Problem statement:
Look below and pull out each line with the word "health".

Task material:
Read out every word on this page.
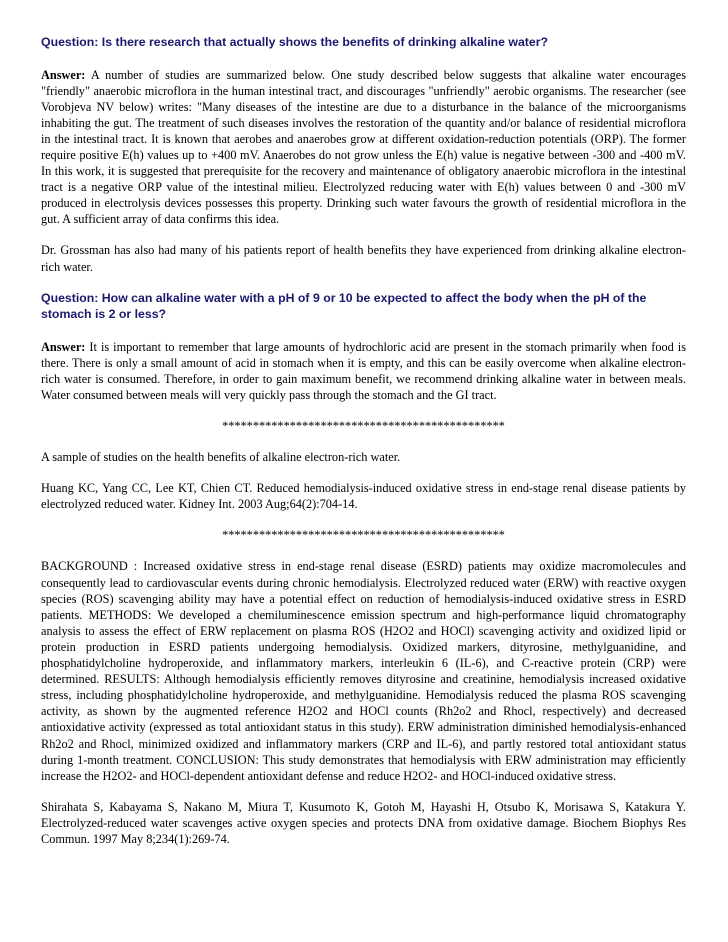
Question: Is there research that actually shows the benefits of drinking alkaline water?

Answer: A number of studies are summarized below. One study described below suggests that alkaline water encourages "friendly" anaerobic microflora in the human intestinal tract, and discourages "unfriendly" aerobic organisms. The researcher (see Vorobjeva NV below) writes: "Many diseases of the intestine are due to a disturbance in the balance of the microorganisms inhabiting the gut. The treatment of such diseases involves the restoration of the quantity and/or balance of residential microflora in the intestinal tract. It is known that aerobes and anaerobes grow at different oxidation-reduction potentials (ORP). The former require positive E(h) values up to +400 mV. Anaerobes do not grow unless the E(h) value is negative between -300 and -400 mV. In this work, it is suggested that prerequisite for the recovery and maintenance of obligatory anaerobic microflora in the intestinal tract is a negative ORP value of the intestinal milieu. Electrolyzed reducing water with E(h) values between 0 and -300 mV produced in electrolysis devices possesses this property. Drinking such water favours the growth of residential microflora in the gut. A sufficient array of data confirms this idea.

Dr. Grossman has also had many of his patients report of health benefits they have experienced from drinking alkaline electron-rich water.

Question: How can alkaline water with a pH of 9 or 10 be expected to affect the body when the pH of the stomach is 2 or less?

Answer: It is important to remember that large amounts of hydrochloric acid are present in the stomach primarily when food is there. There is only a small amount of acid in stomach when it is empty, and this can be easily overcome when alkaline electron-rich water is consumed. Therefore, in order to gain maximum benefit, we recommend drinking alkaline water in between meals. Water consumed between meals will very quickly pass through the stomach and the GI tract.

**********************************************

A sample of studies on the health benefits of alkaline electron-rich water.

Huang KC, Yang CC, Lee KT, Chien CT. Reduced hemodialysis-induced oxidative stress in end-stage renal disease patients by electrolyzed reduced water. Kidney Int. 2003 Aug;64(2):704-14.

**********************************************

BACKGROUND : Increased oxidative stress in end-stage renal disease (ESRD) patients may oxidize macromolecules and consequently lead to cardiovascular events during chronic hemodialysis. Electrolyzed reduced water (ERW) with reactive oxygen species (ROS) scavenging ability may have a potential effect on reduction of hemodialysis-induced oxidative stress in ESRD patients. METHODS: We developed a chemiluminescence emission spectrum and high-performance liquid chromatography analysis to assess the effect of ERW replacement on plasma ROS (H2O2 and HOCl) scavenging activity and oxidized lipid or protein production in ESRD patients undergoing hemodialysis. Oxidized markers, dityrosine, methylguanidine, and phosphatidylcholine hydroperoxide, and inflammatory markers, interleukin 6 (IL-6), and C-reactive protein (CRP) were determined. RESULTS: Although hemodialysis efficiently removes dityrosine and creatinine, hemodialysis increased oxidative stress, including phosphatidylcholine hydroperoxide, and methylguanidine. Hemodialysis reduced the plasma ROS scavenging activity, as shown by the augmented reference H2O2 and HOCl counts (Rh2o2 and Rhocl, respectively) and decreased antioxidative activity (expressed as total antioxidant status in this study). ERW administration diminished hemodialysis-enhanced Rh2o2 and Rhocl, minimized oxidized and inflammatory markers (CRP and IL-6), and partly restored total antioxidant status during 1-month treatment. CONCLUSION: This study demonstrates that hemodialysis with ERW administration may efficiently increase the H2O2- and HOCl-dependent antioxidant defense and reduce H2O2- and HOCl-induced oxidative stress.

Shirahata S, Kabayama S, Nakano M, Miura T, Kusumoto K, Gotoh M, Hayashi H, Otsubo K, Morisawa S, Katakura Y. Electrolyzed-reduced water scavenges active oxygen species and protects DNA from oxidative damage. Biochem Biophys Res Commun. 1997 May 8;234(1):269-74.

...

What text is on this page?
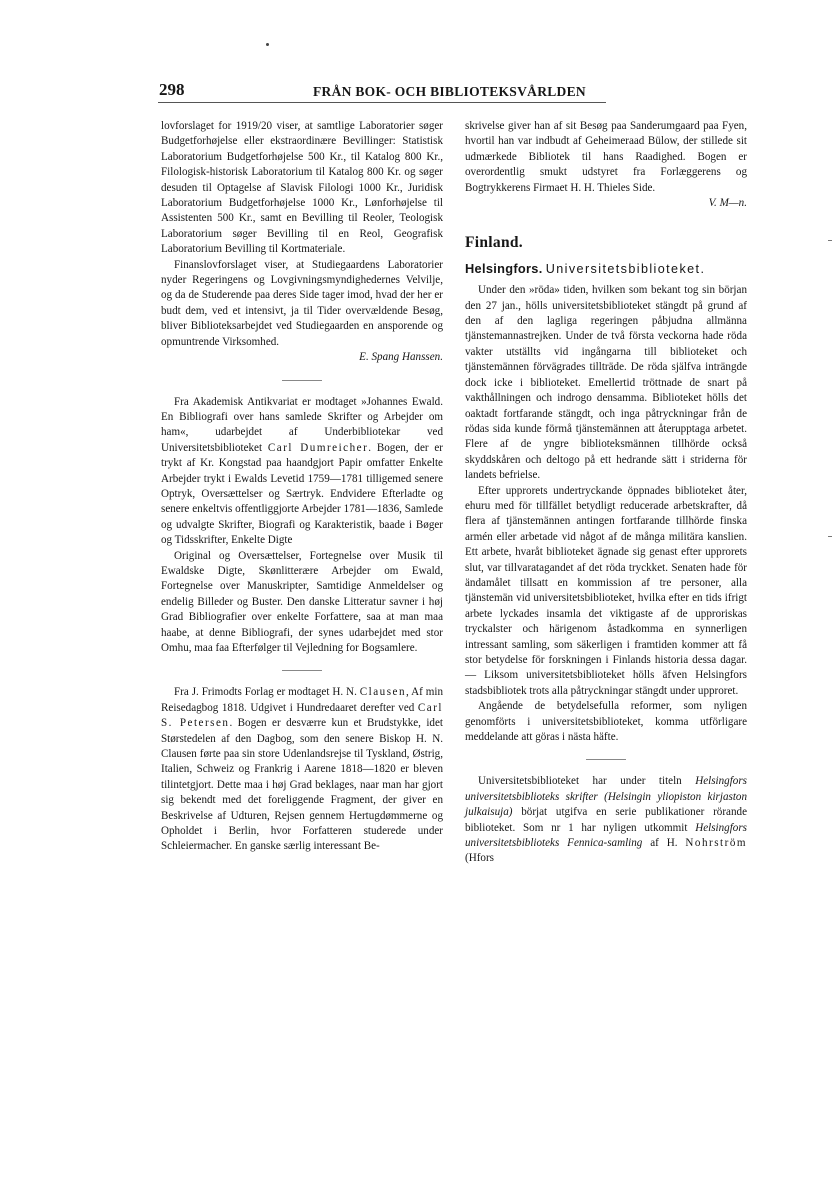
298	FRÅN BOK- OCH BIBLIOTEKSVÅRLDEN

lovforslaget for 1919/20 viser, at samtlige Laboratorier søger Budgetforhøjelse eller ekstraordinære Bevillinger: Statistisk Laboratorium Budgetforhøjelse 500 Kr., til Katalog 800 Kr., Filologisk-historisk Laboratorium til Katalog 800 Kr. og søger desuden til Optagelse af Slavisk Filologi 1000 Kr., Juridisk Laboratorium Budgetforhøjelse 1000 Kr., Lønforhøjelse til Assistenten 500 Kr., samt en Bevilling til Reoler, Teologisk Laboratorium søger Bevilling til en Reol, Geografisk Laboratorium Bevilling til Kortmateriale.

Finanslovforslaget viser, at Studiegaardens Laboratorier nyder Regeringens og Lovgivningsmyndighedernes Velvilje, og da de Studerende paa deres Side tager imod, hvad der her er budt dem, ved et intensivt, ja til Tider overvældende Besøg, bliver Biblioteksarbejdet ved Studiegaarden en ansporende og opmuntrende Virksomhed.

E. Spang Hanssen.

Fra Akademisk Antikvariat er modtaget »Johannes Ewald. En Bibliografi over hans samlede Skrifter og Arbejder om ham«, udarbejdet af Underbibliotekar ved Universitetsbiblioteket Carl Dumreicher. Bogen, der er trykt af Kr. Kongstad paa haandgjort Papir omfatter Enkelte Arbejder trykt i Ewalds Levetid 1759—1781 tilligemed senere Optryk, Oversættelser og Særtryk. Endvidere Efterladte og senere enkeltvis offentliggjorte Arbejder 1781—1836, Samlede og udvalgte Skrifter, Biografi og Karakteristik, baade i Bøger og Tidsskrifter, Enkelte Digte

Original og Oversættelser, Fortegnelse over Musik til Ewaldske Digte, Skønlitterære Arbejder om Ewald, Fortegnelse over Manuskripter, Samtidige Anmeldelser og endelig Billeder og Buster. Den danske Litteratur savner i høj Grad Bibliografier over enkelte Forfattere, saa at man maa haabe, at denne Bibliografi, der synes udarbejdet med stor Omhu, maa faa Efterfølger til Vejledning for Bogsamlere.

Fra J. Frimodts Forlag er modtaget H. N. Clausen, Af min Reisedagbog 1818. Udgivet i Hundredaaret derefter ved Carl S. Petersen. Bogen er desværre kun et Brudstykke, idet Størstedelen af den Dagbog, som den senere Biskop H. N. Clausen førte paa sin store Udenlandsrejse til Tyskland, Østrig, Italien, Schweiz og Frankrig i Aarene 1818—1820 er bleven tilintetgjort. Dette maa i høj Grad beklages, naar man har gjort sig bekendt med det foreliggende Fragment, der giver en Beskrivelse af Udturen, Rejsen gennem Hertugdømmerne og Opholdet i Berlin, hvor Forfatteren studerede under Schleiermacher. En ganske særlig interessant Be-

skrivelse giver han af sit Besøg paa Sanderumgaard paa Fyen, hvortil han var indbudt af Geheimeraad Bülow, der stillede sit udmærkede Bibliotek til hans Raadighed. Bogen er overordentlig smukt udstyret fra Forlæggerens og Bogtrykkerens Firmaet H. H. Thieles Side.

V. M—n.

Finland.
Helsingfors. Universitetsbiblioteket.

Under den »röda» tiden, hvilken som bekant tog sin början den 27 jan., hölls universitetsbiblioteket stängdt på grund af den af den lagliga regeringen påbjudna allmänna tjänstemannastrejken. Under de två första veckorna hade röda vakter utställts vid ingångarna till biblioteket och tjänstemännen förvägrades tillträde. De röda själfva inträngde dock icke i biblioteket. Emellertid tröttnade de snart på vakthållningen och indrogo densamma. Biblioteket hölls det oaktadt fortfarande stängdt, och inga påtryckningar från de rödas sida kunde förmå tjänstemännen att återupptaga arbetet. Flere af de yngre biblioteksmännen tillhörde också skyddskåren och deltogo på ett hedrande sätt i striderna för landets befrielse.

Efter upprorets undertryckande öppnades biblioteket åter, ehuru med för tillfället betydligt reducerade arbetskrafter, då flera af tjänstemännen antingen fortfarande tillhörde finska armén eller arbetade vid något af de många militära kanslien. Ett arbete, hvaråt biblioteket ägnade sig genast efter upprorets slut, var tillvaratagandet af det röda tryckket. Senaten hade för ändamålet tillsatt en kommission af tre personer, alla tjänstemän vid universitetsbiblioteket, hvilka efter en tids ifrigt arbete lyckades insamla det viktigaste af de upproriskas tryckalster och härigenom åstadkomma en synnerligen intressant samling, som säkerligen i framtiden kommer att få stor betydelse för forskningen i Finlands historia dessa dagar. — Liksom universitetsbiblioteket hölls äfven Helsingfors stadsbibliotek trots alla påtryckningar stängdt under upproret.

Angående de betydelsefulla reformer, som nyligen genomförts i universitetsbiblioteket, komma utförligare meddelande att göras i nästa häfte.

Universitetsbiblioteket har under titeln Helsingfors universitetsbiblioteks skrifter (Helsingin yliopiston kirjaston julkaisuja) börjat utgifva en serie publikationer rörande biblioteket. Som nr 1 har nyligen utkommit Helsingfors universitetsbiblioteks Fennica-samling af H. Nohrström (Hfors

...

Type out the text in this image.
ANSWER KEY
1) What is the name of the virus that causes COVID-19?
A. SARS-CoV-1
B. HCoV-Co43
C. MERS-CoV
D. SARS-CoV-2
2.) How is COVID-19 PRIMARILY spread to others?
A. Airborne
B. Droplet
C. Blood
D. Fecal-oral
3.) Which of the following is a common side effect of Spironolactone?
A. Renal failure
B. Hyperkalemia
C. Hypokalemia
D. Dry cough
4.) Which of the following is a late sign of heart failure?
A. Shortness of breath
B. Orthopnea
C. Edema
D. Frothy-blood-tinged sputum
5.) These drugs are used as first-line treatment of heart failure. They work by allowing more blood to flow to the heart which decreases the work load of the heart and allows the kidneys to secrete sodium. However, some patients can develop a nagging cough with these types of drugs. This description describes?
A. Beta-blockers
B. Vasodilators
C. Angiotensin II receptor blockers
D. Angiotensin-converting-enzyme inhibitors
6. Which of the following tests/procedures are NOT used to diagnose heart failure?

Finished task:
Dr. Grossman has also had many of his patients report of health benefits they have experienced from drinking alkaline electron-rich water.
A sample of studies on the health benefits of alkaline electron-rich water.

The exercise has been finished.